** Start SUPPLIED DATA **

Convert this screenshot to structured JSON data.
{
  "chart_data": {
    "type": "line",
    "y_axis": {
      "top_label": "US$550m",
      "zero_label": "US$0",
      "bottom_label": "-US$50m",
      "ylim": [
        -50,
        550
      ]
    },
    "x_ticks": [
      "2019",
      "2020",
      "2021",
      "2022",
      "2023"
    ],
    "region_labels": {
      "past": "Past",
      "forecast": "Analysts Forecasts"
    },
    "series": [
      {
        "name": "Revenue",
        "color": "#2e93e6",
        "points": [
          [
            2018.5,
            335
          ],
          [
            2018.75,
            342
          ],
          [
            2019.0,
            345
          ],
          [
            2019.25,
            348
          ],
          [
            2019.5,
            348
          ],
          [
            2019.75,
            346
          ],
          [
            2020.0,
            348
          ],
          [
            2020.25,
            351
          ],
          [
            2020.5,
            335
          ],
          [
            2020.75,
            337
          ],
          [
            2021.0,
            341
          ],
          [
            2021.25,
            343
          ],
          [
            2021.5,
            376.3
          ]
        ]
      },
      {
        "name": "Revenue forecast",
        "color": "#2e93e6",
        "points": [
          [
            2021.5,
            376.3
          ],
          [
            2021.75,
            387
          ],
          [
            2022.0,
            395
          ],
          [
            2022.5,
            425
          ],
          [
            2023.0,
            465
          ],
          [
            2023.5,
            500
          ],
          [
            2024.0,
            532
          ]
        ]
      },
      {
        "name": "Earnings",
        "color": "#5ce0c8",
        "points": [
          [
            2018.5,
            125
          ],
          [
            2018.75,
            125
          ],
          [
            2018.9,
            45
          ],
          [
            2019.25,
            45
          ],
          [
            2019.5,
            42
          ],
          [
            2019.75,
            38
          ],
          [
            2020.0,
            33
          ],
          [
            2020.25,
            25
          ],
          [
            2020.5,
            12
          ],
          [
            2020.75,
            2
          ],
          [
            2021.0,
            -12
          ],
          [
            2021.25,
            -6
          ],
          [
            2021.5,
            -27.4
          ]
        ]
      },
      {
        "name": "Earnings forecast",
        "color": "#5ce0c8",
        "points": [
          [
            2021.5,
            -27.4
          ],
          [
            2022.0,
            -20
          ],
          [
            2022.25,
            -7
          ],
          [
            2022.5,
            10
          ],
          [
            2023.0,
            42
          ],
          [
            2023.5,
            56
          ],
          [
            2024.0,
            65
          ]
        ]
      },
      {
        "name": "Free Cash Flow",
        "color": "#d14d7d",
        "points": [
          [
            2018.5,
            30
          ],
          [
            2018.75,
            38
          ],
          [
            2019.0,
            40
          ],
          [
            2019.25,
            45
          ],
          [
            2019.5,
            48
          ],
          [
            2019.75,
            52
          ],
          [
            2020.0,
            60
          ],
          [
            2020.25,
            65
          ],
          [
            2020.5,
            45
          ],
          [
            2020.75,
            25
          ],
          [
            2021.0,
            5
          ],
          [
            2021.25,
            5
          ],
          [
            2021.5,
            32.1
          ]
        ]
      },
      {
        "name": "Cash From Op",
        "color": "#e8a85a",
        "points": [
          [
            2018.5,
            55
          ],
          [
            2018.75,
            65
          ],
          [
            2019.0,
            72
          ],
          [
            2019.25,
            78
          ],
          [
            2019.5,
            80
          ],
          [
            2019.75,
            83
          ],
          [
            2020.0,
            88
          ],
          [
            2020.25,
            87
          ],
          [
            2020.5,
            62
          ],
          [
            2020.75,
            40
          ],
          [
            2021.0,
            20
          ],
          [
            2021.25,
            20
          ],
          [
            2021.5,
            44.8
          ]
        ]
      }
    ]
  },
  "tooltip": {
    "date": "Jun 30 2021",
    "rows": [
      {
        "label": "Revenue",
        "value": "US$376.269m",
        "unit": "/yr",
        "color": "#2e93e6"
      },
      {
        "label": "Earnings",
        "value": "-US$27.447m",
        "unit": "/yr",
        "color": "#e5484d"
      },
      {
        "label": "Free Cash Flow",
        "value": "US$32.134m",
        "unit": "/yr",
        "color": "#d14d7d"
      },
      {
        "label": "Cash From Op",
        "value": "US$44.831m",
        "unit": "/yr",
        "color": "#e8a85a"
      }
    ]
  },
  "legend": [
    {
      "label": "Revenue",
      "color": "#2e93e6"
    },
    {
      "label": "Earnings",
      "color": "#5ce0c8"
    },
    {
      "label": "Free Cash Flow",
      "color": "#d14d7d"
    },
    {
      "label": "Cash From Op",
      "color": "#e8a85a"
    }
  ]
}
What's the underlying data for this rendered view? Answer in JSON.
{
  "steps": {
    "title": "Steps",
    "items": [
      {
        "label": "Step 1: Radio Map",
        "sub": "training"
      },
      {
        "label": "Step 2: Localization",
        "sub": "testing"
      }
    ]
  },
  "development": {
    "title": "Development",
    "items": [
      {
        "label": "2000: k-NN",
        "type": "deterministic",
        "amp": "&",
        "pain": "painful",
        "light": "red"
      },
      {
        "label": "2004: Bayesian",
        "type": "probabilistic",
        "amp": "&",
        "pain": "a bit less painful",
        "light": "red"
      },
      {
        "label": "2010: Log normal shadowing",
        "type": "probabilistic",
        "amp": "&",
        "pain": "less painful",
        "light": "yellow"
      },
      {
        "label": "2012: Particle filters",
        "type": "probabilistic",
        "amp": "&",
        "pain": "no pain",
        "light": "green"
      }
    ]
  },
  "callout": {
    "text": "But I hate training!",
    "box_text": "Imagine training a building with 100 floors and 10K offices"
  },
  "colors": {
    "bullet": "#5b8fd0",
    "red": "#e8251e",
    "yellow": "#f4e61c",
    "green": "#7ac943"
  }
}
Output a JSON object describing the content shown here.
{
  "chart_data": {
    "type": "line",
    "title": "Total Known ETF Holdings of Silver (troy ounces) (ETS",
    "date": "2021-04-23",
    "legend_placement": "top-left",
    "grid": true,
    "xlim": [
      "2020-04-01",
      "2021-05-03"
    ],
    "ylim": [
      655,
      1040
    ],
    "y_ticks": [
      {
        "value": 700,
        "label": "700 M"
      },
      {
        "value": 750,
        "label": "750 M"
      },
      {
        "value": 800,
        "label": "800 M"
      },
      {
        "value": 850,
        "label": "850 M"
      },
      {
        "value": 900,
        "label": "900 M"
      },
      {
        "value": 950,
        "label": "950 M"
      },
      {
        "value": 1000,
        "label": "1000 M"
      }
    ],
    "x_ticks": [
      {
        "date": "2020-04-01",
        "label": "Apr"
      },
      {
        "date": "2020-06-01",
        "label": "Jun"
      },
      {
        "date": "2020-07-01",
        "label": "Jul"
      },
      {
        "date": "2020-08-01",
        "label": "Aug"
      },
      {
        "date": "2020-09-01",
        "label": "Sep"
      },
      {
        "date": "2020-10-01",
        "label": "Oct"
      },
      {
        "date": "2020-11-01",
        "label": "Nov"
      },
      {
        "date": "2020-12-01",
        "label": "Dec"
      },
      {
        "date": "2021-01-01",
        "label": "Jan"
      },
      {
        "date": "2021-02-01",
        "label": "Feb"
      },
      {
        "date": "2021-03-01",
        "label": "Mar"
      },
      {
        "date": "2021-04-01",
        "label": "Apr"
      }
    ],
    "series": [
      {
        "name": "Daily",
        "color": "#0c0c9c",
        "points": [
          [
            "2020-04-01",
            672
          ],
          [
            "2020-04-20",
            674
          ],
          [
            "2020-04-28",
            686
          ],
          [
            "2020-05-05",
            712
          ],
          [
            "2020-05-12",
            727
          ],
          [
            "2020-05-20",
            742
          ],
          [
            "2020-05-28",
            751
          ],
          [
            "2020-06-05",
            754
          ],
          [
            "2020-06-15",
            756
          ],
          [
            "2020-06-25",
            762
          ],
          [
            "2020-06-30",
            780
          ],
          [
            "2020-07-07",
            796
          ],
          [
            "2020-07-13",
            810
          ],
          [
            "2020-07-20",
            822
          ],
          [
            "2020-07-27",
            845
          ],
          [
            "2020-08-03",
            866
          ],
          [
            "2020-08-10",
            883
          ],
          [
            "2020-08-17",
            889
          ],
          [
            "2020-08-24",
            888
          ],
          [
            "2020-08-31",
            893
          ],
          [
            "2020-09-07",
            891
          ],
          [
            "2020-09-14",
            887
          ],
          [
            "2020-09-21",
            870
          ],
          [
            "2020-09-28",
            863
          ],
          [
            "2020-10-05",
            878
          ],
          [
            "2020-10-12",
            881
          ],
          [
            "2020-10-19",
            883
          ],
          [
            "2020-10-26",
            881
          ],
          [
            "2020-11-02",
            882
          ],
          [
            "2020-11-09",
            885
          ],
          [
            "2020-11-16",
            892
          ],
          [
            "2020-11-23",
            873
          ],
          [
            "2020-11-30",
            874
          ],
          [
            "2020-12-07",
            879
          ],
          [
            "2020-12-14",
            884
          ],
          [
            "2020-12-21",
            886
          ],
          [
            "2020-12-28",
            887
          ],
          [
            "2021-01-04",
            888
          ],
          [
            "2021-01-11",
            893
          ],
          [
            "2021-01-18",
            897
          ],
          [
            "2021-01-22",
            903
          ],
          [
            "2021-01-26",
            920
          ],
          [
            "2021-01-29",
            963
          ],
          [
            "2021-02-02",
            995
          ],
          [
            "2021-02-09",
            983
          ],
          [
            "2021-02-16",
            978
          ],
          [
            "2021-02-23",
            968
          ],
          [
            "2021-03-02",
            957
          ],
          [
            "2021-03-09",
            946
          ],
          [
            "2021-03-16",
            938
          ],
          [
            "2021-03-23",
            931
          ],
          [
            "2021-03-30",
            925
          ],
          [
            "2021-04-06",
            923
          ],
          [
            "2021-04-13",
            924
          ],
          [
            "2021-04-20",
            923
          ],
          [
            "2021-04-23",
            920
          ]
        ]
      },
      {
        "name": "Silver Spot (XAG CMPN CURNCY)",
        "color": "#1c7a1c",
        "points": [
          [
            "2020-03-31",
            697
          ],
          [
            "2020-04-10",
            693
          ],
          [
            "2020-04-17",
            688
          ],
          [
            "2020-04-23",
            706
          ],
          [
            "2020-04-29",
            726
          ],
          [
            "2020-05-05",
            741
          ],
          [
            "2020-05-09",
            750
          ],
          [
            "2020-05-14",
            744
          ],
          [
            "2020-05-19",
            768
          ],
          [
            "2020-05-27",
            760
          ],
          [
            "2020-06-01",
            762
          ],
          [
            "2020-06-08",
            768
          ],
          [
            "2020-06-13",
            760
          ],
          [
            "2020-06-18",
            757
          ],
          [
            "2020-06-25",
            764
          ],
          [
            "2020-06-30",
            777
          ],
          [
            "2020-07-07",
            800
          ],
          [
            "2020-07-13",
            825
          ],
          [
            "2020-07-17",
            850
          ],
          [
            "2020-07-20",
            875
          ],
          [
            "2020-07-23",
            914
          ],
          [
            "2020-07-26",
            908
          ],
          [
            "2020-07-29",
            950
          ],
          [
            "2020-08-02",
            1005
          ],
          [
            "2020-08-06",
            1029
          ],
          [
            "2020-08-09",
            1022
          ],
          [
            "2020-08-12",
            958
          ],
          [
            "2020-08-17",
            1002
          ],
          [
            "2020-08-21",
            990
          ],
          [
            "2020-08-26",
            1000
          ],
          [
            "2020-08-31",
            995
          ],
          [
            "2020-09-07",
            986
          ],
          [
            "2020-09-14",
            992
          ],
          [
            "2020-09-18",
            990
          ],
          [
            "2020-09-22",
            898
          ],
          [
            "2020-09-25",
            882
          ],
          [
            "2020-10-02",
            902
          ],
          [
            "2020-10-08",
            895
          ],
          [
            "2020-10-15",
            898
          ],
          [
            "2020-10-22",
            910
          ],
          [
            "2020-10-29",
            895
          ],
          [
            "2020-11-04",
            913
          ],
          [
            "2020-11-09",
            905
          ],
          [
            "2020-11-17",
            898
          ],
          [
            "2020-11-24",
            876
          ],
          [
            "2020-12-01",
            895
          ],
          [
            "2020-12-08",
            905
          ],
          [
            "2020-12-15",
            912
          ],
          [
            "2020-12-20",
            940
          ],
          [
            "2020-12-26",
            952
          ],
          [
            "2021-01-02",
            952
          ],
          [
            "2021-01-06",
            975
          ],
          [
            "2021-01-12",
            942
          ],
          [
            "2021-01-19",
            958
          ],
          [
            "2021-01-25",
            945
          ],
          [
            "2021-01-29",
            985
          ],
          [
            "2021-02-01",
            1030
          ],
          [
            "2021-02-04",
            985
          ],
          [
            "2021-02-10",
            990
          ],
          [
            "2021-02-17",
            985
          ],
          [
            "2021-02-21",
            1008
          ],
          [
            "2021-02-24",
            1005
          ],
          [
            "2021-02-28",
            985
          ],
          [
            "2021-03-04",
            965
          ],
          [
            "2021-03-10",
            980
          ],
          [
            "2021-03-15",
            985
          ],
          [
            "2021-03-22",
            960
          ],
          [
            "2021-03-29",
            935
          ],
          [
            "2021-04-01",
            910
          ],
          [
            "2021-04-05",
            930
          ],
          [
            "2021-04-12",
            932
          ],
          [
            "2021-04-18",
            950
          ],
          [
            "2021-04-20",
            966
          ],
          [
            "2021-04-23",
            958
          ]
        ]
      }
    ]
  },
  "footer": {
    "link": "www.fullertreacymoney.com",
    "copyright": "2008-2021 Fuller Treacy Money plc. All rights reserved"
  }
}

** End SUPPLIED DATA **

=== STATED TASK ===
Out of the material above, select every line that holds the string "JSON".

=== FINISHED TASK ===
Convert this screenshot to structured JSON data.
What's the underlying data for this rendered view? Answer in JSON.
Output a JSON object describing the content shown here.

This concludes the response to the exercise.